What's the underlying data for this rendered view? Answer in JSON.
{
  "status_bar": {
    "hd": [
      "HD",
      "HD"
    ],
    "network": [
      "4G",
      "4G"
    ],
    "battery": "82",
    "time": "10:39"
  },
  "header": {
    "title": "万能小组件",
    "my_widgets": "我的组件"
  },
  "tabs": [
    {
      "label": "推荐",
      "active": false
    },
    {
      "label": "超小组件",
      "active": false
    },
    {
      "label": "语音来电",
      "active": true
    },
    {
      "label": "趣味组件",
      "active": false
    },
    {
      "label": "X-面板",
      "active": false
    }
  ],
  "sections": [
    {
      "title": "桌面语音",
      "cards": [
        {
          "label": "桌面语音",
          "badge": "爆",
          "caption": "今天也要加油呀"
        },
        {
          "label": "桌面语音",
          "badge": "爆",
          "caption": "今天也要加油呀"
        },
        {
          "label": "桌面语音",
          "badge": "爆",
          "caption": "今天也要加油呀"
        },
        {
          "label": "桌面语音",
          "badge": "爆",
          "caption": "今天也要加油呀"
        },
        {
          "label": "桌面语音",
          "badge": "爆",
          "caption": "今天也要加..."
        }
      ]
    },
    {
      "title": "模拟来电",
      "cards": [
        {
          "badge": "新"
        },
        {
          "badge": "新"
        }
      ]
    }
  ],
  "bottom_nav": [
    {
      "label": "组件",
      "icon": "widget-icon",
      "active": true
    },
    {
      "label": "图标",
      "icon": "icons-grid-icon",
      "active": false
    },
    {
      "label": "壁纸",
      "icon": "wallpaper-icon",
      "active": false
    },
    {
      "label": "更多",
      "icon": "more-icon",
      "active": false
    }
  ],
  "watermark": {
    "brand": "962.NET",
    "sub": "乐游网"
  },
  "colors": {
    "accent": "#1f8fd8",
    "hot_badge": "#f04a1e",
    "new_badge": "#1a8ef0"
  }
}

**The request:**
Copy each line of the data exactly, leaving nothing out.

**Answer for the task:**
What's the underlying data for this rendered view? Answer in JSON.
{
  "status_bar": {
    "hd": [
      "HD",
      "HD"
    ],
    "network": [
      "4G",
      "4G"
    ],
    "battery": "82",
    "time": "10:39"
  },
  "header": {
    "title": "万能小组件",
    "my_widgets": "我的组件"
  },
  "tabs": [
    {
      "label": "推荐",
      "active": false
    },
    {
      "label": "超小组件",
      "active": false
    },
    {
      "label": "语音来电",
      "active": true
    },
    {
      "label": "趣味组件",
      "active": false
    },
    {
      "label": "X-面板",
      "active": false
    }
  ],
  "sections": [
    {
      "title": "桌面语音",
      "cards": [
        {
          "label": "桌面语音",
          "badge": "爆",
          "caption": "今天也要加油呀"
        },
        {
          "label": "桌面语音",
          "badge": "爆",
          "caption": "今天也要加油呀"
        },
        {
          "label": "桌面语音",
          "badge": "爆",
          "caption": "今天也要加油呀"
        },
        {
          "label": "桌面语音",
          "badge": "爆",
          "caption": "今天也要加油呀"
        },
        {
          "label": "桌面语音",
          "badge": "爆",
          "caption": "今天也要加..."
        }
      ]
    },
    {
      "title": "模拟来电",
      "cards": [
        {
          "badge": "新"
        },
        {
          "badge": "新"
        }
      ]
    }
  ],
  "bottom_nav": [
    {
      "label": "组件",
      "icon": "widget-icon",
      "active": true
    },
    {
      "label": "图标",
      "icon": "icons-grid-icon",
      "active": false
    },
    {
      "label": "壁纸",
      "icon": "wallpaper-icon",
      "active": false
    },
    {
      "label": "更多",
      "icon": "more-icon",
      "active": false
    }
  ],
  "watermark": {
    "brand": "962.NET",
    "sub": "乐游网"
  },
  "colors": {
    "accent": "#1f8fd8",
    "hot_badge": "#f04a1e",
    "new_badge": "#1a8ef0"
  }
}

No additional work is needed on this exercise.